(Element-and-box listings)
.....

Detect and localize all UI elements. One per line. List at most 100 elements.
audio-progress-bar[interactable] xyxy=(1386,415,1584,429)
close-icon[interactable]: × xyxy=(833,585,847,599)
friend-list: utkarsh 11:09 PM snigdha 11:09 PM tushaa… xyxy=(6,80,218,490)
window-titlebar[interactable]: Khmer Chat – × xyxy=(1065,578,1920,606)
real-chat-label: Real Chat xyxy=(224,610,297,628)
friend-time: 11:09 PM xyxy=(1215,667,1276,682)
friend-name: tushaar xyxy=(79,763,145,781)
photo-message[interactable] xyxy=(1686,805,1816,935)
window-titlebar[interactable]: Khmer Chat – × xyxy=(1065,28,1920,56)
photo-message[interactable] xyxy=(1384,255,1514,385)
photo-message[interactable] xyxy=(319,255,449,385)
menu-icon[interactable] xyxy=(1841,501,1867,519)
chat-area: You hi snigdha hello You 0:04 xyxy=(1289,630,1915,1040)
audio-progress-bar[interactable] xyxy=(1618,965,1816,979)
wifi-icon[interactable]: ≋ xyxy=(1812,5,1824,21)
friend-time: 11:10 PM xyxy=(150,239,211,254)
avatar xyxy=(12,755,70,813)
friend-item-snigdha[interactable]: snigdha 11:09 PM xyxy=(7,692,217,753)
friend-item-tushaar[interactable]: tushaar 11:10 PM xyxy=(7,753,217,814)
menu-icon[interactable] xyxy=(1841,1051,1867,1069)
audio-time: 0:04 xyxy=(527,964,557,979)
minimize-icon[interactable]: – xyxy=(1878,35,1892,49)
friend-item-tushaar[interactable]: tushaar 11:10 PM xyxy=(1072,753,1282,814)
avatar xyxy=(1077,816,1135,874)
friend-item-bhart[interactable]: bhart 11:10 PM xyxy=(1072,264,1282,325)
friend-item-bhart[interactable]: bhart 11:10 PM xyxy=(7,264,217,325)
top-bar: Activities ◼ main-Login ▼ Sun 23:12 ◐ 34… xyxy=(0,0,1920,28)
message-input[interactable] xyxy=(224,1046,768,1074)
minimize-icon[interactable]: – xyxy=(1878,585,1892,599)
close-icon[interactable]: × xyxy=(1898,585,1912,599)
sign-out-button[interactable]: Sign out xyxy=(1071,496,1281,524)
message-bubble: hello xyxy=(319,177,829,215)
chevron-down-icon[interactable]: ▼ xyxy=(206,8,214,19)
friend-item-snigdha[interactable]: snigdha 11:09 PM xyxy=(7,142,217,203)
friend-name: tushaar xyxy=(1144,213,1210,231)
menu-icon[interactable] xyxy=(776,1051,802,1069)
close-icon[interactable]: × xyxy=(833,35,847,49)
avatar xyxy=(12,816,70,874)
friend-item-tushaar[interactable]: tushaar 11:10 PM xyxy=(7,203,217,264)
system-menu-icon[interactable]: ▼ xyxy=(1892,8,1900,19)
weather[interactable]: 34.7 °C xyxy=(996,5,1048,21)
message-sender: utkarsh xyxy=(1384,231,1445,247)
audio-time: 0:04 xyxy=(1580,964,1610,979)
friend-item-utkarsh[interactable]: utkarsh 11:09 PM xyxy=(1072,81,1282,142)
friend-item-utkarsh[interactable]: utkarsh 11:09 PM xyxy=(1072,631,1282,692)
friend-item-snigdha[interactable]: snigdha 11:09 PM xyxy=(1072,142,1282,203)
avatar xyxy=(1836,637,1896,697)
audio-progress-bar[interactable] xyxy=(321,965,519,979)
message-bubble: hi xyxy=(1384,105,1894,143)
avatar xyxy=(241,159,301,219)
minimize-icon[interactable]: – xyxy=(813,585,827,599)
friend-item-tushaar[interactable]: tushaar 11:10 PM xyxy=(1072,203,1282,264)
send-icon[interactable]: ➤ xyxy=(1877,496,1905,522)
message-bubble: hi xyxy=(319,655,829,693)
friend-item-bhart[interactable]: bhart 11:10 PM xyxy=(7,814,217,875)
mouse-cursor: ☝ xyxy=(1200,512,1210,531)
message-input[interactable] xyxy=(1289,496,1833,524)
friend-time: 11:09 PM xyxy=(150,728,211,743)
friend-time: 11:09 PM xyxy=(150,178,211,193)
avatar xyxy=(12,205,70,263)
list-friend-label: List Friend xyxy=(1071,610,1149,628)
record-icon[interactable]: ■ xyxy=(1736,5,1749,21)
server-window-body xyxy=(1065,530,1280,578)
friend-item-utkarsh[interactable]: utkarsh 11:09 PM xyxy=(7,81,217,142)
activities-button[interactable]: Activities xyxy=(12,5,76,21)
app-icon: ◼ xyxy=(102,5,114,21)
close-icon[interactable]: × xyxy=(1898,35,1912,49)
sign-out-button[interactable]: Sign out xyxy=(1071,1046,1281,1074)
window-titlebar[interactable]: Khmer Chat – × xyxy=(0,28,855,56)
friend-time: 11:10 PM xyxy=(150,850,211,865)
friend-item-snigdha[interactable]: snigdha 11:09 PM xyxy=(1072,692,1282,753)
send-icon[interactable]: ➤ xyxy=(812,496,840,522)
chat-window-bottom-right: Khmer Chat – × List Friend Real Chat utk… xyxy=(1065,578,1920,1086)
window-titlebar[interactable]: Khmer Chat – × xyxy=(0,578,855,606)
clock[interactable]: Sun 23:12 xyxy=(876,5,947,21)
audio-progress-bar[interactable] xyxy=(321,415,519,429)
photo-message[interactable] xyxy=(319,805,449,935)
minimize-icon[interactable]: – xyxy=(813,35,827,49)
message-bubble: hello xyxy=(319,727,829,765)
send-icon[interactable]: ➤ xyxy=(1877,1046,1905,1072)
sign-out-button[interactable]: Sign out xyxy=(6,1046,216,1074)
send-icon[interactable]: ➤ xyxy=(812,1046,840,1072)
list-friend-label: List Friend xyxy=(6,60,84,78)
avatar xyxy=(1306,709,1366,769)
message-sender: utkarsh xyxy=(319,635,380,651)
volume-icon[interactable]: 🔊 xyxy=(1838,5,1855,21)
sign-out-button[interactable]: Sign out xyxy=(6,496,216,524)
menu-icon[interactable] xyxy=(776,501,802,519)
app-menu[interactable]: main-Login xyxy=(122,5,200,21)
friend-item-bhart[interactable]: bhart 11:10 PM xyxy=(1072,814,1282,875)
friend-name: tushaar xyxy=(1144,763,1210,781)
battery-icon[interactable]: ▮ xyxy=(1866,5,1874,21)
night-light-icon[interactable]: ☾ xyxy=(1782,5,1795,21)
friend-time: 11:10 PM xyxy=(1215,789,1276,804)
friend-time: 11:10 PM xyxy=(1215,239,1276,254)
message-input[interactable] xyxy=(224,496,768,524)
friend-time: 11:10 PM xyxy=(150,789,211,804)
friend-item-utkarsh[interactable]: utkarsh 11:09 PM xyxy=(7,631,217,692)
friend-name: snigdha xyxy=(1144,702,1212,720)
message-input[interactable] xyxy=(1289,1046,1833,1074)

.....

AIM OF THE TASK: Reproduce every line of the data above verbatim.

EXERCISE RESPONSE:
Detect and localize all UI elements. One per line. List at most 100 elements.
audio-progress-bar[interactable] xyxy=(1386,415,1584,429)
close-icon[interactable]: × xyxy=(833,585,847,599)
friend-list: utkarsh 11:09 PM snigdha 11:09 PM tushaa… xyxy=(6,80,218,490)
window-titlebar[interactable]: Khmer Chat – × xyxy=(1065,578,1920,606)
real-chat-label: Real Chat xyxy=(224,610,297,628)
friend-time: 11:09 PM xyxy=(1215,667,1276,682)
friend-name: tushaar xyxy=(79,763,145,781)
photo-message[interactable] xyxy=(1686,805,1816,935)
window-titlebar[interactable]: Khmer Chat – × xyxy=(1065,28,1920,56)
photo-message[interactable] xyxy=(1384,255,1514,385)
photo-message[interactable] xyxy=(319,255,449,385)
menu-icon[interactable] xyxy=(1841,501,1867,519)
chat-area: You hi snigdha hello You 0:04 xyxy=(1289,630,1915,1040)
audio-progress-bar[interactable] xyxy=(1618,965,1816,979)
wifi-icon[interactable]: ≋ xyxy=(1812,5,1824,21)
friend-time: 11:10 PM xyxy=(150,239,211,254)
avatar xyxy=(12,755,70,813)
friend-item-snigdha[interactable]: snigdha 11:09 PM xyxy=(7,692,217,753)
friend-item-tushaar[interactable]: tushaar 11:10 PM xyxy=(7,753,217,814)
menu-icon[interactable] xyxy=(1841,1051,1867,1069)
audio-time: 0:04 xyxy=(527,964,557,979)
minimize-icon[interactable]: – xyxy=(1878,35,1892,49)
friend-item-tushaar[interactable]: tushaar 11:10 PM xyxy=(1072,753,1282,814)
avatar xyxy=(1077,816,1135,874)
friend-item-bhart[interactable]: bhart 11:10 PM xyxy=(1072,264,1282,325)
friend-item-bhart[interactable]: bhart 11:10 PM xyxy=(7,264,217,325)
top-bar: Activities ◼ main-Login ▼ Sun 23:12 ◐ 34… xyxy=(0,0,1920,28)
message-input[interactable] xyxy=(224,1046,768,1074)
minimize-icon[interactable]: – xyxy=(1878,585,1892,599)
close-icon[interactable]: × xyxy=(1898,585,1912,599)
sign-out-button[interactable]: Sign out xyxy=(1071,496,1281,524)
message-bubble: hello xyxy=(319,177,829,215)
chevron-down-icon[interactable]: ▼ xyxy=(206,8,214,19)
friend-item-snigdha[interactable]: snigdha 11:09 PM xyxy=(7,142,217,203)
friend-name: tushaar xyxy=(1144,213,1210,231)
menu-icon[interactable] xyxy=(776,1051,802,1069)
close-icon[interactable]: × xyxy=(833,35,847,49)
avatar xyxy=(12,816,70,874)
friend-item-tushaar[interactable]: tushaar 11:10 PM xyxy=(7,203,217,264)
system-menu-icon[interactable]: ▼ xyxy=(1892,8,1900,19)
weather[interactable]: 34.7 °C xyxy=(996,5,1048,21)
message-sender: utkarsh xyxy=(1384,231,1445,247)
audio-time: 0:04 xyxy=(1580,964,1610,979)
friend-item-utkarsh[interactable]: utkarsh 11:09 PM xyxy=(1072,81,1282,142)
friend-item-utkarsh[interactable]: utkarsh 11:09 PM xyxy=(1072,631,1282,692)
friend-item-snigdha[interactable]: snigdha 11:09 PM xyxy=(1072,142,1282,203)
avatar xyxy=(1836,637,1896,697)
audio-progress-bar[interactable] xyxy=(321,965,519,979)
message-bubble: hi xyxy=(1384,105,1894,143)
avatar xyxy=(241,159,301,219)
minimize-icon[interactable]: – xyxy=(813,585,827,599)
friend-item-tushaar[interactable]: tushaar 11:10 PM xyxy=(1072,203,1282,264)
send-icon[interactable]: ➤ xyxy=(1877,496,1905,522)
message-bubble: hi xyxy=(319,655,829,693)
friend-item-bhart[interactable]: bhart 11:10 PM xyxy=(7,814,217,875)
mouse-cursor: ☝ xyxy=(1200,512,1210,531)
message-input[interactable] xyxy=(1289,496,1833,524)
friend-time: 11:09 PM xyxy=(150,728,211,743)
friend-time: 11:09 PM xyxy=(150,178,211,193)
avatar xyxy=(12,205,70,263)
list-friend-label: List Friend xyxy=(1071,610,1149,628)
record-icon[interactable]: ■ xyxy=(1736,5,1749,21)
server-window-body xyxy=(1065,530,1280,578)
friend-item-utkarsh[interactable]: utkarsh 11:09 PM xyxy=(7,81,217,142)
activities-button[interactable]: Activities xyxy=(12,5,76,21)
app-icon: ◼ xyxy=(102,5,114,21)
close-icon[interactable]: × xyxy=(1898,35,1912,49)
sign-out-button[interactable]: Sign out xyxy=(1071,1046,1281,1074)
window-titlebar[interactable]: Khmer Chat – × xyxy=(0,28,855,56)
friend-time: 11:10 PM xyxy=(150,850,211,865)
friend-item-snigdha[interactable]: snigdha 11:09 PM xyxy=(1072,692,1282,753)
send-icon[interactable]: ➤ xyxy=(812,496,840,522)
chat-window-bottom-right: Khmer Chat – × List Friend Real Chat utk… xyxy=(1065,578,1920,1086)
window-titlebar[interactable]: Khmer Chat – × xyxy=(0,578,855,606)
clock[interactable]: Sun 23:12 xyxy=(876,5,947,21)
audio-progress-bar[interactable] xyxy=(321,415,519,429)
photo-message[interactable] xyxy=(319,805,449,935)
minimize-icon[interactable]: – xyxy=(813,35,827,49)
message-bubble: hello xyxy=(319,727,829,765)
send-icon[interactable]: ➤ xyxy=(1877,1046,1905,1072)
sign-out-button[interactable]: Sign out xyxy=(6,1046,216,1074)
send-icon[interactable]: ➤ xyxy=(812,1046,840,1072)
list-friend-label: List Friend xyxy=(6,60,84,78)
avatar xyxy=(1306,709,1366,769)
message-sender: utkarsh xyxy=(319,635,380,651)
volume-icon[interactable]: 🔊 xyxy=(1838,5,1855,21)
sign-out-button[interactable]: Sign out xyxy=(6,496,216,524)
menu-icon[interactable] xyxy=(776,501,802,519)
app-menu[interactable]: main-Login xyxy=(122,5,200,21)
friend-item-bhart[interactable]: bhart 11:10 PM xyxy=(1072,814,1282,875)
friend-name: tushaar xyxy=(1144,763,1210,781)
battery-icon[interactable]: ▮ xyxy=(1866,5,1874,21)
night-light-icon[interactable]: ☾ xyxy=(1782,5,1795,21)
friend-time: 11:10 PM xyxy=(1215,789,1276,804)
friend-time: 11:10 PM xyxy=(1215,239,1276,254)
message-input[interactable] xyxy=(224,496,768,524)
friend-time: 11:10 PM xyxy=(150,789,211,804)
friend-item-utkarsh[interactable]: utkarsh 11:09 PM xyxy=(7,631,217,692)
friend-name: snigdha xyxy=(1144,702,1212,720)
message-input[interactable] xyxy=(1289,1046,1833,1074)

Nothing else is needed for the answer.